**The exercise**
Count every line in the following entries where the word "April" appears. Give the count alone.

**Saved entries**
════════

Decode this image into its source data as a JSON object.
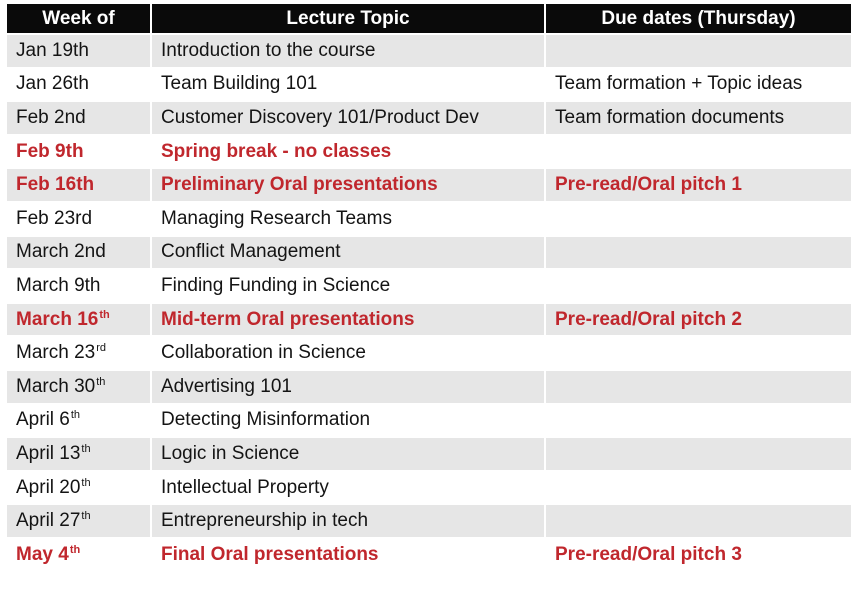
{
  "headers": {
    "week": "Week of",
    "topic": "Lecture Topic",
    "due": "Due dates (Thursday)"
  },
  "rows": [
    {
      "week": "Jan 19th",
      "sup": "",
      "topic": "Introduction to the course",
      "due": "",
      "highlight": false
    },
    {
      "week": "Jan 26th",
      "sup": "",
      "topic": "Team Building 101",
      "due": "Team formation + Topic ideas",
      "highlight": false
    },
    {
      "week": "Feb 2nd",
      "sup": "",
      "topic": "Customer Discovery 101/Product Dev",
      "due": "Team formation documents",
      "highlight": false
    },
    {
      "week": "Feb 9th",
      "sup": "",
      "topic": "Spring break - no classes",
      "due": "",
      "highlight": true
    },
    {
      "week": "Feb 16th",
      "sup": "",
      "topic": "Preliminary Oral presentations",
      "due": "Pre-read/Oral pitch 1",
      "highlight": true
    },
    {
      "week": "Feb 23rd",
      "sup": "",
      "topic": "Managing Research Teams",
      "due": "",
      "highlight": false
    },
    {
      "week": "March 2nd",
      "sup": "",
      "topic": "Conflict Management",
      "due": "",
      "highlight": false
    },
    {
      "week": "March 9th",
      "sup": "",
      "topic": "Finding Funding in Science",
      "due": "",
      "highlight": false
    },
    {
      "week": "March 16",
      "sup": "th",
      "topic": "Mid-term Oral presentations",
      "due": "Pre-read/Oral pitch 2",
      "highlight": true
    },
    {
      "week": "March 23",
      "sup": "rd",
      "topic": "Collaboration in Science",
      "due": "",
      "highlight": false
    },
    {
      "week": "March 30",
      "sup": "th",
      "topic": "Advertising 101",
      "due": "",
      "highlight": false
    },
    {
      "week": "April 6",
      "sup": "th",
      "topic": "Detecting Misinformation",
      "due": "",
      "highlight": false
    },
    {
      "week": "April 13",
      "sup": "th",
      "topic": "Logic in Science",
      "due": "",
      "highlight": false
    },
    {
      "week": "April 20",
      "sup": "th",
      "topic": "Intellectual Property",
      "due": "",
      "highlight": false
    },
    {
      "week": "April 27",
      "sup": "th",
      "topic": "Entrepreneurship in tech",
      "due": "",
      "highlight": false
    },
    {
      "week": "May 4",
      "sup": "th",
      "topic": "Final Oral presentations",
      "due": "Pre-read/Oral pitch 3",
      "highlight": true
    }
  ],
  "colors": {
    "header_bg": "#0a0a0a",
    "stripe": "#e6e6e6",
    "highlight_text": "#c0272d"
  }
}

════════

**Exercise answer**
4